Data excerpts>
####################
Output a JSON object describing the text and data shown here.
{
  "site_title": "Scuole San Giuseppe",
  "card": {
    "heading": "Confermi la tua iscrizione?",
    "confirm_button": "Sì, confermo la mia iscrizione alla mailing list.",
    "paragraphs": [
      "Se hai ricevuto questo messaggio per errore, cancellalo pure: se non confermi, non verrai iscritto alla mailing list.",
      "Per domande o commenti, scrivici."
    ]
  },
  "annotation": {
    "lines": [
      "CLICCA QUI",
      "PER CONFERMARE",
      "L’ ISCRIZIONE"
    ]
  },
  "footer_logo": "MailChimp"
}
####################
Stated goal> Search the data for the word "list" and copy each line where it appears.

Solution for this exercise>
    "confirm_button": "Sì, confermo la mia iscrizione alla mailing list.",
      "Se hai ricevuto questo messaggio per errore, cancellalo pure: se non confermi, non verrai iscritto alla mailing list.",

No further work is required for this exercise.